====== DATA ======
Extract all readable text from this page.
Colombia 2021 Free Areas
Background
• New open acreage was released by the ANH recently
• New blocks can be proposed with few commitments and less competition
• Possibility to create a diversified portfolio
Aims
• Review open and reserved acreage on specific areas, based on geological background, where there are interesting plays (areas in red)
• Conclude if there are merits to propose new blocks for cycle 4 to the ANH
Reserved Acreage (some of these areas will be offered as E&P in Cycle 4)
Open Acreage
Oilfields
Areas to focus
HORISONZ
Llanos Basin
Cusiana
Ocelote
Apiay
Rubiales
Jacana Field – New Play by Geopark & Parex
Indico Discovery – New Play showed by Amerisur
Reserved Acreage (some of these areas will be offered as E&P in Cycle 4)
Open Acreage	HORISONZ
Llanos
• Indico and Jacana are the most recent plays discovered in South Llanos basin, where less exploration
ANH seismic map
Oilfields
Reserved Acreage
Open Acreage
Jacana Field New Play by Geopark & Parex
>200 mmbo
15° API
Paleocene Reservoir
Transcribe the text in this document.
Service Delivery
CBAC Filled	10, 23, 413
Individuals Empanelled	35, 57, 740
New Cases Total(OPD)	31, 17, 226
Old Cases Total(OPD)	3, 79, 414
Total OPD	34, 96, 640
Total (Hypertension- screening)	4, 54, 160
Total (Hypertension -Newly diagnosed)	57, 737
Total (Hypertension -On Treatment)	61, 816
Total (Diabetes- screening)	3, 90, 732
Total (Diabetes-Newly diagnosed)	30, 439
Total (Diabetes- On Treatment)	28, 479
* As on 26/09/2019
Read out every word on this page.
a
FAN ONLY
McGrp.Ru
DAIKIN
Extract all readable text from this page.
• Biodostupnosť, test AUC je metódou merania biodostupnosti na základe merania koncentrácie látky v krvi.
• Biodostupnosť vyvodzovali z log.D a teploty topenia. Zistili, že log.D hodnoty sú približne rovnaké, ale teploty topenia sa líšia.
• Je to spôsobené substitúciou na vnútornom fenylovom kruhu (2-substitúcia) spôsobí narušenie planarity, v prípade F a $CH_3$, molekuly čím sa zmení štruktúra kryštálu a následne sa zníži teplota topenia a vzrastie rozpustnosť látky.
======
— GIVEN INSTRUCTION —
Repeat the material above in full, keeping every word.

— RESPONSE TO THE TASK —
Extract all readable text from this page.
Colombia 2021 Free Areas
Background
• New open acreage was released by the ANH recently
• New blocks can be proposed with few commitments and less competition
• Possibility to create a diversified portfolio
Aims
• Review open and reserved acreage on specific areas, based on geological background, where there are interesting plays (areas in red)
• Conclude if there are merits to propose new blocks for cycle 4 to the ANH
Reserved Acreage (some of these areas will be offered as E&P in Cycle 4)
Open Acreage
Oilfields
Areas to focus
HORISONZ
Llanos Basin
Cusiana
Ocelote
Apiay
Rubiales
Jacana Field – New Play by Geopark & Parex
Indico Discovery – New Play showed by Amerisur
Reserved Acreage (some of these areas will be offered as E&P in Cycle 4)
Open Acreage	HORISONZ
Llanos
• Indico and Jacana are the most recent plays discovered in South Llanos basin, where less exploration
ANH seismic map
Oilfields
Reserved Acreage
Open Acreage
Jacana Field New Play by Geopark & Parex
>200 mmbo
15° API
Paleocene Reservoir
Transcribe the text in this document.
Service Delivery
CBAC Filled	10, 23, 413
Individuals Empanelled	35, 57, 740
New Cases Total(OPD)	31, 17, 226
Old Cases Total(OPD)	3, 79, 414
Total OPD	34, 96, 640
Total (Hypertension- screening)	4, 54, 160
Total (Hypertension -Newly diagnosed)	57, 737
Total (Hypertension -On Treatment)	61, 816
Total (Diabetes- screening)	3, 90, 732
Total (Diabetes-Newly diagnosed)	30, 439
Total (Diabetes- On Treatment)	28, 479
* As on 26/09/2019
Read out every word on this page.
a
FAN ONLY
McGrp.Ru
DAIKIN
Extract all readable text from this page.
• Biodostupnosť, test AUC je metódou merania biodostupnosti na základe merania koncentrácie látky v krvi.
• Biodostupnosť vyvodzovali z log.D a teploty topenia. Zistili, že log.D hodnoty sú približne rovnaké, ale teploty topenia sa líšia.
• Je to spôsobené substitúciou na vnútornom fenylovom kruhu (2-substitúcia) spôsobí narušenie planarity, v prípade F a $CH_3$, molekuly čím sa zmení štruktúra kryštálu a následne sa zníži teplota topenia a vzrastie rozpustnosť látky.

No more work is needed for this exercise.